Check every line below for the string "Market", and copy the lines that contain it.

:: INPUT

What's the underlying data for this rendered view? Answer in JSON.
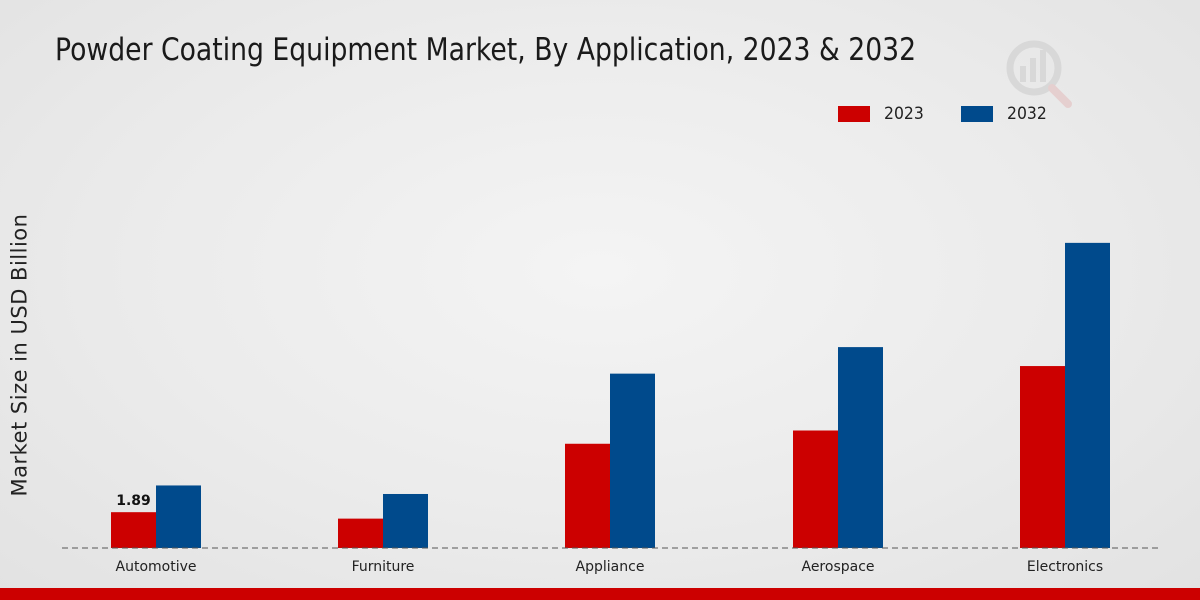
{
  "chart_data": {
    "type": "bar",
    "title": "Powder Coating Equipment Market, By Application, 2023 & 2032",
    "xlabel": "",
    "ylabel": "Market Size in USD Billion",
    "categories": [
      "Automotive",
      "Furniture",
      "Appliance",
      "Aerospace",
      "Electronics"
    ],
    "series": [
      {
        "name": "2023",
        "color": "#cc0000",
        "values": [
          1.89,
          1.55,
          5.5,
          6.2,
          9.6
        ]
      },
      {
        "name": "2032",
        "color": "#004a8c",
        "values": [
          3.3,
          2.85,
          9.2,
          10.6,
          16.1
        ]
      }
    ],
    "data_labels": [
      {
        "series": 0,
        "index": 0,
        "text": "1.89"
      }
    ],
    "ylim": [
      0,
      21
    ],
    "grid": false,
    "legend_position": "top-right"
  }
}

::::
:: INPUT

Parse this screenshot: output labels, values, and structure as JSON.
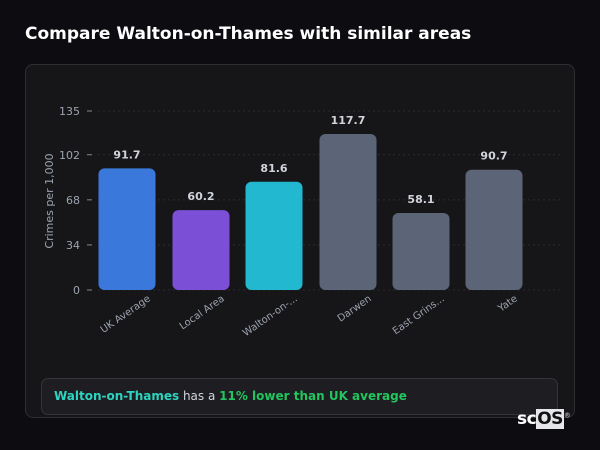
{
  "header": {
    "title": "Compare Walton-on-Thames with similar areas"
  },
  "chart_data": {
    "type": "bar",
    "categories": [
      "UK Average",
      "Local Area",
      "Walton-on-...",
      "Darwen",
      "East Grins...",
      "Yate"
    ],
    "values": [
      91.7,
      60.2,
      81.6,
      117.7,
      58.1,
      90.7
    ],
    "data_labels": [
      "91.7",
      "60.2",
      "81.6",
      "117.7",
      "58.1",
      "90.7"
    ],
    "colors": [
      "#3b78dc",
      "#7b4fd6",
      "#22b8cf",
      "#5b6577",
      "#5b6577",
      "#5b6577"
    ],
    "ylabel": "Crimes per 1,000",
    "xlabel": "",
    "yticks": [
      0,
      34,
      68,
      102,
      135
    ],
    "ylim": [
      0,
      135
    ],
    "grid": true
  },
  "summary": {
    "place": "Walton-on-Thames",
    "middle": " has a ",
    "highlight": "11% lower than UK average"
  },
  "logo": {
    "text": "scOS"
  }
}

::::

### PROBLEM SOLUTION
    "title": "Powder Coating Equipment Market, By Application, 2023 & 2032",
    "ylabel": "Market Size in USD Billion",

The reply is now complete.